■ **Jobs**
A. The passage on Softmax and its alternatives says what the article will do. List each of those planned steps.
B. Pick up the passage on Softmax and its alternatives after its final sentence and keep writing it.

■ **Supplied passage**
--*--
The Road to Probability Distributions: A Review of Softmax and Its Alternatives · English (unofficial) translations of posts at kexue.fm

Whether in basic classification tasks or the now-ubiquitous attention mechanisms, the construction of probability distributions is a key step. Specifically, this involves converting an n-dimensional arbitrary vector into an n-element discrete probability distribution. As is well known, the standard answer to this problem is Softmax, which takes the form of exponential normalization. It is relatively simple and intuitive, while also possessing many excellent properties, making it the “standard equipment” in most scenarios.

Nevertheless, Softmax has some drawbacks in certain scenarios, such as not being sparse enough and being unable to exactly equal zero. Consequently, many alternatives have emerged. In this article, we will briefly summarize the properties of Softmax and review and compare some of its alternative solutions.
--*--
■ **Data rows**
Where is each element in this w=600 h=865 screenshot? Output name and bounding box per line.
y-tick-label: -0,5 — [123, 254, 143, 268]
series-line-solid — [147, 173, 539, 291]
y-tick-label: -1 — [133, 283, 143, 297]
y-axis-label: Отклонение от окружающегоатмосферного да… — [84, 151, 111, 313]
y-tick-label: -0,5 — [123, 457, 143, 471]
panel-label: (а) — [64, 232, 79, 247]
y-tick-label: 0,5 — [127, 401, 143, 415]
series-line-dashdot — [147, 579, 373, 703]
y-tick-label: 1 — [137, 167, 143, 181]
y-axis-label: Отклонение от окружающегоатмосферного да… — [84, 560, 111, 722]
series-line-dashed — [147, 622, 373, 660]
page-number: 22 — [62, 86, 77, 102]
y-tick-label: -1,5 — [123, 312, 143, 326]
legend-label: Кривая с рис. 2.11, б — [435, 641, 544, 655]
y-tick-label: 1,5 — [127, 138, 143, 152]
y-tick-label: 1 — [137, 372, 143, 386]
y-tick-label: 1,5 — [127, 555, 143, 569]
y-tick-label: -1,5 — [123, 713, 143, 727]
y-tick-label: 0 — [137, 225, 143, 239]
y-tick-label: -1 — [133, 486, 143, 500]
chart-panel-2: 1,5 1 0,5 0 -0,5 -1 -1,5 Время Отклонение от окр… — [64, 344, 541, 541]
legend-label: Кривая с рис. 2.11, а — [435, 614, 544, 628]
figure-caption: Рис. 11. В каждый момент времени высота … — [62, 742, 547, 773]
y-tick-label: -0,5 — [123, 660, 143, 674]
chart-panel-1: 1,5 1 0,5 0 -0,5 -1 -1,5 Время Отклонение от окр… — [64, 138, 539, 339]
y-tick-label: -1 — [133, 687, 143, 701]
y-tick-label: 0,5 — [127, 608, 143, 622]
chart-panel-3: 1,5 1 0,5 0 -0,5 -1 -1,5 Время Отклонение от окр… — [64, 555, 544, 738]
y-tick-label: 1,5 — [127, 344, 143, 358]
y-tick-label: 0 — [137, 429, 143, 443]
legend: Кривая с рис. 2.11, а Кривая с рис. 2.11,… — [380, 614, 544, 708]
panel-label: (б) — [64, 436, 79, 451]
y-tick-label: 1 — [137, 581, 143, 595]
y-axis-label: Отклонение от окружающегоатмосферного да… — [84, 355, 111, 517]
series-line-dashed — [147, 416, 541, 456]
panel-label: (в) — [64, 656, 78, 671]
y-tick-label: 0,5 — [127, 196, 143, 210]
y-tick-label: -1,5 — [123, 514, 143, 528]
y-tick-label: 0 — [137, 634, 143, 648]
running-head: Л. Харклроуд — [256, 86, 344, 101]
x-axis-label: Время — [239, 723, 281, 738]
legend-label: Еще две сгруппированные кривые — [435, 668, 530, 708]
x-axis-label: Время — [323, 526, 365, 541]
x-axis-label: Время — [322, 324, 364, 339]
--*--
■ **Expected results**
A.
- Briefly summarize the properties of Softmax
- Review some of its alternative solutions
- Compare those alternatives

B.
Softmax Review

First, let’s introduce some general notation: \boldsymbol{x} = (x_1, x_2, \cdots, x_n) \in \mathbb{R}^n is the n-dimensional vector that needs to be converted into a probability distribution. Its components can be positive or negative, and there are no defined upper or lower bounds. \Delta^{n-1} is defined as the set of all n-element discrete probability distributions, i.e., \begin{equation} \Delta^{n-1} = \left\{\boldsymbol{p}=(p_1,p_2,\cdots,p_n)\left|\, p_1,p_2,\cdots,p_n\geq 0,\sum_{i=1}^n p_i = 1\right.\right\} \end{equation} The reason for labeling it n-1 instead of n is that the constraint \sum_{i=1}^n p_i = 1 defines an (n-1)-dimensional hyperplane in n-dimensional space. Combined with the constraint p_i \geq 0, the set of (p_1, p_2, \cdots, p_n) is just a subset of that plane, meaning the actual dimensionality is only n-1.

Based on these notations, the theme of this article can be simply expressed as exploring the mapping \mathbb{R}^n \mapsto \Delta^{n-1}, where \boldsymbol{x} \in \mathbb{R}^n is what we usually call Logits or Scores.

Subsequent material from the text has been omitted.